===== Extracted material

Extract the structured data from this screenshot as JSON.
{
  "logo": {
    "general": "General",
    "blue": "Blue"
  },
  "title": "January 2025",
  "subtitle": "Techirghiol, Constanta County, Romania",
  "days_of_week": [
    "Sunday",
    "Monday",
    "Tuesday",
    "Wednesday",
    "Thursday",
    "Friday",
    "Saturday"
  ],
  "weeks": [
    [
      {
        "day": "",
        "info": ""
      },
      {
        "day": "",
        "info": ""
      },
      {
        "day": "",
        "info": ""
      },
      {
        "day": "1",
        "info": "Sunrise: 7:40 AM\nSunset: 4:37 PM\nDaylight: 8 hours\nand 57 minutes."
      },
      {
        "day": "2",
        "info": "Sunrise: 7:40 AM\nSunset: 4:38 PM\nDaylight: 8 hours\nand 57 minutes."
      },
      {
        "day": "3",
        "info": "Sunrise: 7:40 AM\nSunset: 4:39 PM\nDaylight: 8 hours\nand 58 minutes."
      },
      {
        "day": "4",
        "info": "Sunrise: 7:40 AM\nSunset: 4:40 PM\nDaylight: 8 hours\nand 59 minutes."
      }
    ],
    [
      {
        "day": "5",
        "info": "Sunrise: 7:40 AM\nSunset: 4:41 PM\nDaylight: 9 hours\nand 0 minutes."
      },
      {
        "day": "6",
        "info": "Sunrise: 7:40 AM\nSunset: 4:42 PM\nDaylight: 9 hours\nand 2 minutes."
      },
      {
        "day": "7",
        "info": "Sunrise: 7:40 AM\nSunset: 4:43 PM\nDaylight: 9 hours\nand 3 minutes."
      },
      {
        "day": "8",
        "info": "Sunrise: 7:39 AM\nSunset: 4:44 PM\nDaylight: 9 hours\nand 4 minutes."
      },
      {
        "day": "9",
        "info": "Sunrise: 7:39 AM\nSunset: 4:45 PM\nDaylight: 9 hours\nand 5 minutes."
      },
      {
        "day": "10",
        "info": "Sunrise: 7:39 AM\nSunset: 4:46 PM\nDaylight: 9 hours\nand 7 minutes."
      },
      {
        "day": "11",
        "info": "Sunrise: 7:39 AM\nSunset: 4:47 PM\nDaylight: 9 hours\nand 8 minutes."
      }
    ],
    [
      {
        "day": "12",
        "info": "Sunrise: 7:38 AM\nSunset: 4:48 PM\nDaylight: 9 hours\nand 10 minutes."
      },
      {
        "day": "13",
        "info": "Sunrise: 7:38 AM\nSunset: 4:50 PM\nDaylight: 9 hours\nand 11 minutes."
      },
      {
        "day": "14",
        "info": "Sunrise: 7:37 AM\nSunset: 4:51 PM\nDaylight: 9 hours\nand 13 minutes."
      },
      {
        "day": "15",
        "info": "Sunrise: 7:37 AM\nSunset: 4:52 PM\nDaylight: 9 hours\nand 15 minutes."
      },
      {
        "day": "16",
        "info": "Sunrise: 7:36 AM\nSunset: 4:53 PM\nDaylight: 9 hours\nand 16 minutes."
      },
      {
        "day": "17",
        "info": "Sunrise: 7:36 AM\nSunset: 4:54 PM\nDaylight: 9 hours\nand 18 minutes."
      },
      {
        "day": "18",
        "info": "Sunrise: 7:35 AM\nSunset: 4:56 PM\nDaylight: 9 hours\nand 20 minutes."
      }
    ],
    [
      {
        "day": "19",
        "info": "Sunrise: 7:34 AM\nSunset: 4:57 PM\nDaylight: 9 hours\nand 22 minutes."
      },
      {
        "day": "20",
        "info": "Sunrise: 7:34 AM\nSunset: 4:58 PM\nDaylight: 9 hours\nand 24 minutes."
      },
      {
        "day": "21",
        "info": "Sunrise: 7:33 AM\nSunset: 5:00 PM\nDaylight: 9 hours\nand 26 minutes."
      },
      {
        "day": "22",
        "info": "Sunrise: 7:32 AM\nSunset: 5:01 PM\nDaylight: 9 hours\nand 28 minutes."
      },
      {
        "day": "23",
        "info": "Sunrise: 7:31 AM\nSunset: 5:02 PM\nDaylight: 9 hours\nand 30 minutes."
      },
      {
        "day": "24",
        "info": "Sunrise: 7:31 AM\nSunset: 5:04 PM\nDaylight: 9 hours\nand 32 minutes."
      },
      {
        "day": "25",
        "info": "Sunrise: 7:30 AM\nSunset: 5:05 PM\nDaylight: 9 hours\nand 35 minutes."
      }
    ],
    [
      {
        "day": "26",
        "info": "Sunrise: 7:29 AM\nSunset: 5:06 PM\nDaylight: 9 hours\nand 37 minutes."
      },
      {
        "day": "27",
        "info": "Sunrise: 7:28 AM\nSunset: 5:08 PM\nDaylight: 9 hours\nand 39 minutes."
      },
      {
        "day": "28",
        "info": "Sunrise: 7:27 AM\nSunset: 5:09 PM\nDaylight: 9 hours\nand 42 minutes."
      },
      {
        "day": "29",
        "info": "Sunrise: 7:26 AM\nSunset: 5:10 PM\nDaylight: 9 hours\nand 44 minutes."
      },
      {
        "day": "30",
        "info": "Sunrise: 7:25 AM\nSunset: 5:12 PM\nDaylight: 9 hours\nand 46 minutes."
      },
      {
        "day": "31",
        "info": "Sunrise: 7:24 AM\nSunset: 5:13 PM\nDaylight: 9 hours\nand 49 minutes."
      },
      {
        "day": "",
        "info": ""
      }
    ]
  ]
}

==========

Please reproduce each record precisely as written.

Extract the structured data from this screenshot as JSON.
{
  "logo": {
    "general": "General",
    "blue": "Blue"
  },
  "title": "January 2025",
  "subtitle": "Techirghiol, Constanta County, Romania",
  "days_of_week": [
    "Sunday",
    "Monday",
    "Tuesday",
    "Wednesday",
    "Thursday",
    "Friday",
    "Saturday"
  ],
  "weeks": [
    [
      {
        "day": "",
        "info": ""
      },
      {
        "day": "",
        "info": ""
      },
      {
        "day": "",
        "info": ""
      },
      {
        "day": "1",
        "info": "Sunrise: 7:40 AM\nSunset: 4:37 PM\nDaylight: 8 hours\nand 57 minutes."
      },
      {
        "day": "2",
        "info": "Sunrise: 7:40 AM\nSunset: 4:38 PM\nDaylight: 8 hours\nand 57 minutes."
      },
      {
        "day": "3",
        "info": "Sunrise: 7:40 AM\nSunset: 4:39 PM\nDaylight: 8 hours\nand 58 minutes."
      },
      {
        "day": "4",
        "info": "Sunrise: 7:40 AM\nSunset: 4:40 PM\nDaylight: 8 hours\nand 59 minutes."
      }
    ],
    [
      {
        "day": "5",
        "info": "Sunrise: 7:40 AM\nSunset: 4:41 PM\nDaylight: 9 hours\nand 0 minutes."
      },
      {
        "day": "6",
        "info": "Sunrise: 7:40 AM\nSunset: 4:42 PM\nDaylight: 9 hours\nand 2 minutes."
      },
      {
        "day": "7",
        "info": "Sunrise: 7:40 AM\nSunset: 4:43 PM\nDaylight: 9 hours\nand 3 minutes."
      },
      {
        "day": "8",
        "info": "Sunrise: 7:39 AM\nSunset: 4:44 PM\nDaylight: 9 hours\nand 4 minutes."
      },
      {
        "day": "9",
        "info": "Sunrise: 7:39 AM\nSunset: 4:45 PM\nDaylight: 9 hours\nand 5 minutes."
      },
      {
        "day": "10",
        "info": "Sunrise: 7:39 AM\nSunset: 4:46 PM\nDaylight: 9 hours\nand 7 minutes."
      },
      {
        "day": "11",
        "info": "Sunrise: 7:39 AM\nSunset: 4:47 PM\nDaylight: 9 hours\nand 8 minutes."
      }
    ],
    [
      {
        "day": "12",
        "info": "Sunrise: 7:38 AM\nSunset: 4:48 PM\nDaylight: 9 hours\nand 10 minutes."
      },
      {
        "day": "13",
        "info": "Sunrise: 7:38 AM\nSunset: 4:50 PM\nDaylight: 9 hours\nand 11 minutes."
      },
      {
        "day": "14",
        "info": "Sunrise: 7:37 AM\nSunset: 4:51 PM\nDaylight: 9 hours\nand 13 minutes."
      },
      {
        "day": "15",
        "info": "Sunrise: 7:37 AM\nSunset: 4:52 PM\nDaylight: 9 hours\nand 15 minutes."
      },
      {
        "day": "16",
        "info": "Sunrise: 7:36 AM\nSunset: 4:53 PM\nDaylight: 9 hours\nand 16 minutes."
      },
      {
        "day": "17",
        "info": "Sunrise: 7:36 AM\nSunset: 4:54 PM\nDaylight: 9 hours\nand 18 minutes."
      },
      {
        "day": "18",
        "info": "Sunrise: 7:35 AM\nSunset: 4:56 PM\nDaylight: 9 hours\nand 20 minutes."
      }
    ],
    [
      {
        "day": "19",
        "info": "Sunrise: 7:34 AM\nSunset: 4:57 PM\nDaylight: 9 hours\nand 22 minutes."
      },
      {
        "day": "20",
        "info": "Sunrise: 7:34 AM\nSunset: 4:58 PM\nDaylight: 9 hours\nand 24 minutes."
      },
      {
        "day": "21",
        "info": "Sunrise: 7:33 AM\nSunset: 5:00 PM\nDaylight: 9 hours\nand 26 minutes."
      },
      {
        "day": "22",
        "info": "Sunrise: 7:32 AM\nSunset: 5:01 PM\nDaylight: 9 hours\nand 28 minutes."
      },
      {
        "day": "23",
        "info": "Sunrise: 7:31 AM\nSunset: 5:02 PM\nDaylight: 9 hours\nand 30 minutes."
      },
      {
        "day": "24",
        "info": "Sunrise: 7:31 AM\nSunset: 5:04 PM\nDaylight: 9 hours\nand 32 minutes."
      },
      {
        "day": "25",
        "info": "Sunrise: 7:30 AM\nSunset: 5:05 PM\nDaylight: 9 hours\nand 35 minutes."
      }
    ],
    [
      {
        "day": "26",
        "info": "Sunrise: 7:29 AM\nSunset: 5:06 PM\nDaylight: 9 hours\nand 37 minutes."
      },
      {
        "day": "27",
        "info": "Sunrise: 7:28 AM\nSunset: 5:08 PM\nDaylight: 9 hours\nand 39 minutes."
      },
      {
        "day": "28",
        "info": "Sunrise: 7:27 AM\nSunset: 5:09 PM\nDaylight: 9 hours\nand 42 minutes."
      },
      {
        "day": "29",
        "info": "Sunrise: 7:26 AM\nSunset: 5:10 PM\nDaylight: 9 hours\nand 44 minutes."
      },
      {
        "day": "30",
        "info": "Sunrise: 7:25 AM\nSunset: 5:12 PM\nDaylight: 9 hours\nand 46 minutes."
      },
      {
        "day": "31",
        "info": "Sunrise: 7:24 AM\nSunset: 5:13 PM\nDaylight: 9 hours\nand 49 minutes."
      },
      {
        "day": "",
        "info": ""
      }
    ]
  ]
}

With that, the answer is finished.